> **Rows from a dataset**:
◆ ◆ ◆ ◆ ◆ ◆ ◆

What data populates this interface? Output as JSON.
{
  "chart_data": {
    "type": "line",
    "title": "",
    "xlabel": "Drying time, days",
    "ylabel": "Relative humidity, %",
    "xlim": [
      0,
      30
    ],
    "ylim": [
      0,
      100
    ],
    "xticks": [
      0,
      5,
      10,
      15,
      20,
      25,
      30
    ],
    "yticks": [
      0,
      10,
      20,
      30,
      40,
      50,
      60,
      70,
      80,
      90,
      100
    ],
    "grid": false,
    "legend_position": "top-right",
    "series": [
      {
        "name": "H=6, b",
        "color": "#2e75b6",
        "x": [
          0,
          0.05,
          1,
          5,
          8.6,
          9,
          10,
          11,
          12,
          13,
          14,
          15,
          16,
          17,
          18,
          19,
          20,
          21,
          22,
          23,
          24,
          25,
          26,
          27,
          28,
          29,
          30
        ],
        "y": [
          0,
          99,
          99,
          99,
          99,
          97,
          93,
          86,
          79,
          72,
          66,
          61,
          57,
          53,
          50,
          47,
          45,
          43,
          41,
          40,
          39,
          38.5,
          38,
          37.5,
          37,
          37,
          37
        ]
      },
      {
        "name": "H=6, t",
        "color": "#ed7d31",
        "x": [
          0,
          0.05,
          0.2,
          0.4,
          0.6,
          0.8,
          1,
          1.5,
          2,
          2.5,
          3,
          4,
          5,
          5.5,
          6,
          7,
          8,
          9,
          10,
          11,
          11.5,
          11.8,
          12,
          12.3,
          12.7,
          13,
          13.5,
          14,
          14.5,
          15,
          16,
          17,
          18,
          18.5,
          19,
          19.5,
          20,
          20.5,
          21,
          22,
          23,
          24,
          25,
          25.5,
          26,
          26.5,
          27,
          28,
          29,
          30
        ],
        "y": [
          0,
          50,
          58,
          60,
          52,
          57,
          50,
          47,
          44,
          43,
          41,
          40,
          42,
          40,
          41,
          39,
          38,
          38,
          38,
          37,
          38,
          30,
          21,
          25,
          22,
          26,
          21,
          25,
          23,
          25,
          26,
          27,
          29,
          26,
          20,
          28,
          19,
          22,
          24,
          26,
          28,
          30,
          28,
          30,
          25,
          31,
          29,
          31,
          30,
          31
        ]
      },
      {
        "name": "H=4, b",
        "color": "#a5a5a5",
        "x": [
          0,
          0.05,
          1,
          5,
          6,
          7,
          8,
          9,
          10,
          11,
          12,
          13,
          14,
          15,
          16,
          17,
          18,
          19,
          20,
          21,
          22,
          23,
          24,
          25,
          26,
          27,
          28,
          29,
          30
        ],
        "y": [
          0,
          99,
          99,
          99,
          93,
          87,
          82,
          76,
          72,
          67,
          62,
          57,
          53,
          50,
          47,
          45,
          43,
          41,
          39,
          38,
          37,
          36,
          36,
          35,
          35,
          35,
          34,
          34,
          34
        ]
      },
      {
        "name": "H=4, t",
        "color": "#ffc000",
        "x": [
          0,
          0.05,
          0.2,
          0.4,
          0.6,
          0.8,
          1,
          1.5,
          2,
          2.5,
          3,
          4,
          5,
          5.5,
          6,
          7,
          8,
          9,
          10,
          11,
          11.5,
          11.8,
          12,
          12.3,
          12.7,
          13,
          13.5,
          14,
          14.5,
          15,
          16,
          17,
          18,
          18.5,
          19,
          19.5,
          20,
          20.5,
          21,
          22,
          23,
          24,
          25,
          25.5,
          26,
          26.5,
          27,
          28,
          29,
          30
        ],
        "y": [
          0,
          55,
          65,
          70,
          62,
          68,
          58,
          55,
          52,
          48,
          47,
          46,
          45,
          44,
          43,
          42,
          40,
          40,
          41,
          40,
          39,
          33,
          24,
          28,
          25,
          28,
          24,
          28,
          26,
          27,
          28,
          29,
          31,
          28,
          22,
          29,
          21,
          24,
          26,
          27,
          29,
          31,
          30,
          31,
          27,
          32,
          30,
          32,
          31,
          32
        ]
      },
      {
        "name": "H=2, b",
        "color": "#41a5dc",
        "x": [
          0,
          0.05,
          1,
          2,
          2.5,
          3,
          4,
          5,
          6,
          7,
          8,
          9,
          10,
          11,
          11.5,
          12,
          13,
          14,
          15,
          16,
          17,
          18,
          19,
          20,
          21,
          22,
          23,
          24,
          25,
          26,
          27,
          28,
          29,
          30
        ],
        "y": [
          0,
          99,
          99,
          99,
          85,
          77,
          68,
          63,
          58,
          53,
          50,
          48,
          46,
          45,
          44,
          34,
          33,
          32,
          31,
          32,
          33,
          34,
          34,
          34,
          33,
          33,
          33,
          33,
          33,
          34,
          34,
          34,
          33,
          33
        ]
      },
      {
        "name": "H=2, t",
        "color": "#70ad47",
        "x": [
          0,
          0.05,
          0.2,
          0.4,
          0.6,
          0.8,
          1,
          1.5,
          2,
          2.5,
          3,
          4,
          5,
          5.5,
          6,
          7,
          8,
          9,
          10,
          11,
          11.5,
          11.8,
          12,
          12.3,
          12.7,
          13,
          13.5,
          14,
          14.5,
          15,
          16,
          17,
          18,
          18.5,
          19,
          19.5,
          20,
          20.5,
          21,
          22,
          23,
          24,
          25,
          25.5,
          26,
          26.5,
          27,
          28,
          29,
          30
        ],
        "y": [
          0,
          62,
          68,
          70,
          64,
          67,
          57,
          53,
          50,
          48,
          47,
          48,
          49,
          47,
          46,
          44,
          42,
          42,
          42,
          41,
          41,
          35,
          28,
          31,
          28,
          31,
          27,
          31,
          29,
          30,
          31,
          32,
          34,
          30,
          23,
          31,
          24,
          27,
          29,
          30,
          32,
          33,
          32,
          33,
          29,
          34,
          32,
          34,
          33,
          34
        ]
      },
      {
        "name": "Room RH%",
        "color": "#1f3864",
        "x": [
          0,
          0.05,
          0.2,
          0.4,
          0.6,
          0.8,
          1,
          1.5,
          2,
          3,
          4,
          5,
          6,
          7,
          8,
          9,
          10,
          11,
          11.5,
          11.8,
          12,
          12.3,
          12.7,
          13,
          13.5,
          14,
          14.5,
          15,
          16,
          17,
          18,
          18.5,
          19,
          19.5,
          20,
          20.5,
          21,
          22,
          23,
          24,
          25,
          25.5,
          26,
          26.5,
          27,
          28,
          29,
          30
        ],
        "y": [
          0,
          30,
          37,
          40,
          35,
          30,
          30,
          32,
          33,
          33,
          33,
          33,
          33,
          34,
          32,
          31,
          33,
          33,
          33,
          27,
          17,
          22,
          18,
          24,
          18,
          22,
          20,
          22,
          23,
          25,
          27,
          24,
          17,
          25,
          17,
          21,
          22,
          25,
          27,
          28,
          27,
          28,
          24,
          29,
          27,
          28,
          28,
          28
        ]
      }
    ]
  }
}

◆ ◆ ◆ ◆ ◆ ◆ ◆

Make a verbatim copy of every entry shown above.

What data populates this interface? Output as JSON.
{
  "chart_data": {
    "type": "line",
    "title": "",
    "xlabel": "Drying time, days",
    "ylabel": "Relative humidity, %",
    "xlim": [
      0,
      30
    ],
    "ylim": [
      0,
      100
    ],
    "xticks": [
      0,
      5,
      10,
      15,
      20,
      25,
      30
    ],
    "yticks": [
      0,
      10,
      20,
      30,
      40,
      50,
      60,
      70,
      80,
      90,
      100
    ],
    "grid": false,
    "legend_position": "top-right",
    "series": [
      {
        "name": "H=6, b",
        "color": "#2e75b6",
        "x": [
          0,
          0.05,
          1,
          5,
          8.6,
          9,
          10,
          11,
          12,
          13,
          14,
          15,
          16,
          17,
          18,
          19,
          20,
          21,
          22,
          23,
          24,
          25,
          26,
          27,
          28,
          29,
          30
        ],
        "y": [
          0,
          99,
          99,
          99,
          99,
          97,
          93,
          86,
          79,
          72,
          66,
          61,
          57,
          53,
          50,
          47,
          45,
          43,
          41,
          40,
          39,
          38.5,
          38,
          37.5,
          37,
          37,
          37
        ]
      },
      {
        "name": "H=6, t",
        "color": "#ed7d31",
        "x": [
          0,
          0.05,
          0.2,
          0.4,
          0.6,
          0.8,
          1,
          1.5,
          2,
          2.5,
          3,
          4,
          5,
          5.5,
          6,
          7,
          8,
          9,
          10,
          11,
          11.5,
          11.8,
          12,
          12.3,
          12.7,
          13,
          13.5,
          14,
          14.5,
          15,
          16,
          17,
          18,
          18.5,
          19,
          19.5,
          20,
          20.5,
          21,
          22,
          23,
          24,
          25,
          25.5,
          26,
          26.5,
          27,
          28,
          29,
          30
        ],
        "y": [
          0,
          50,
          58,
          60,
          52,
          57,
          50,
          47,
          44,
          43,
          41,
          40,
          42,
          40,
          41,
          39,
          38,
          38,
          38,
          37,
          38,
          30,
          21,
          25,
          22,
          26,
          21,
          25,
          23,
          25,
          26,
          27,
          29,
          26,
          20,
          28,
          19,
          22,
          24,
          26,
          28,
          30,
          28,
          30,
          25,
          31,
          29,
          31,
          30,
          31
        ]
      },
      {
        "name": "H=4, b",
        "color": "#a5a5a5",
        "x": [
          0,
          0.05,
          1,
          5,
          6,
          7,
          8,
          9,
          10,
          11,
          12,
          13,
          14,
          15,
          16,
          17,
          18,
          19,
          20,
          21,
          22,
          23,
          24,
          25,
          26,
          27,
          28,
          29,
          30
        ],
        "y": [
          0,
          99,
          99,
          99,
          93,
          87,
          82,
          76,
          72,
          67,
          62,
          57,
          53,
          50,
          47,
          45,
          43,
          41,
          39,
          38,
          37,
          36,
          36,
          35,
          35,
          35,
          34,
          34,
          34
        ]
      },
      {
        "name": "H=4, t",
        "color": "#ffc000",
        "x": [
          0,
          0.05,
          0.2,
          0.4,
          0.6,
          0.8,
          1,
          1.5,
          2,
          2.5,
          3,
          4,
          5,
          5.5,
          6,
          7,
          8,
          9,
          10,
          11,
          11.5,
          11.8,
          12,
          12.3,
          12.7,
          13,
          13.5,
          14,
          14.5,
          15,
          16,
          17,
          18,
          18.5,
          19,
          19.5,
          20,
          20.5,
          21,
          22,
          23,
          24,
          25,
          25.5,
          26,
          26.5,
          27,
          28,
          29,
          30
        ],
        "y": [
          0,
          55,
          65,
          70,
          62,
          68,
          58,
          55,
          52,
          48,
          47,
          46,
          45,
          44,
          43,
          42,
          40,
          40,
          41,
          40,
          39,
          33,
          24,
          28,
          25,
          28,
          24,
          28,
          26,
          27,
          28,
          29,
          31,
          28,
          22,
          29,
          21,
          24,
          26,
          27,
          29,
          31,
          30,
          31,
          27,
          32,
          30,
          32,
          31,
          32
        ]
      },
      {
        "name": "H=2, b",
        "color": "#41a5dc",
        "x": [
          0,
          0.05,
          1,
          2,
          2.5,
          3,
          4,
          5,
          6,
          7,
          8,
          9,
          10,
          11,
          11.5,
          12,
          13,
          14,
          15,
          16,
          17,
          18,
          19,
          20,
          21,
          22,
          23,
          24,
          25,
          26,
          27,
          28,
          29,
          30
        ],
        "y": [
          0,
          99,
          99,
          99,
          85,
          77,
          68,
          63,
          58,
          53,
          50,
          48,
          46,
          45,
          44,
          34,
          33,
          32,
          31,
          32,
          33,
          34,
          34,
          34,
          33,
          33,
          33,
          33,
          33,
          34,
          34,
          34,
          33,
          33
        ]
      },
      {
        "name": "H=2, t",
        "color": "#70ad47",
        "x": [
          0,
          0.05,
          0.2,
          0.4,
          0.6,
          0.8,
          1,
          1.5,
          2,
          2.5,
          3,
          4,
          5,
          5.5,
          6,
          7,
          8,
          9,
          10,
          11,
          11.5,
          11.8,
          12,
          12.3,
          12.7,
          13,
          13.5,
          14,
          14.5,
          15,
          16,
          17,
          18,
          18.5,
          19,
          19.5,
          20,
          20.5,
          21,
          22,
          23,
          24,
          25,
          25.5,
          26,
          26.5,
          27,
          28,
          29,
          30
        ],
        "y": [
          0,
          62,
          68,
          70,
          64,
          67,
          57,
          53,
          50,
          48,
          47,
          48,
          49,
          47,
          46,
          44,
          42,
          42,
          42,
          41,
          41,
          35,
          28,
          31,
          28,
          31,
          27,
          31,
          29,
          30,
          31,
          32,
          34,
          30,
          23,
          31,
          24,
          27,
          29,
          30,
          32,
          33,
          32,
          33,
          29,
          34,
          32,
          34,
          33,
          34
        ]
      },
      {
        "name": "Room RH%",
        "color": "#1f3864",
        "x": [
          0,
          0.05,
          0.2,
          0.4,
          0.6,
          0.8,
          1,
          1.5,
          2,
          3,
          4,
          5,
          6,
          7,
          8,
          9,
          10,
          11,
          11.5,
          11.8,
          12,
          12.3,
          12.7,
          13,
          13.5,
          14,
          14.5,
          15,
          16,
          17,
          18,
          18.5,
          19,
          19.5,
          20,
          20.5,
          21,
          22,
          23,
          24,
          25,
          25.5,
          26,
          26.5,
          27,
          28,
          29,
          30
        ],
        "y": [
          0,
          30,
          37,
          40,
          35,
          30,
          30,
          32,
          33,
          33,
          33,
          33,
          33,
          34,
          32,
          31,
          33,
          33,
          33,
          27,
          17,
          22,
          18,
          24,
          18,
          22,
          20,
          22,
          23,
          25,
          27,
          24,
          17,
          25,
          17,
          21,
          22,
          25,
          27,
          28,
          27,
          28,
          24,
          29,
          27,
          28,
          28,
          28
        ]
      }
    ]
  }
}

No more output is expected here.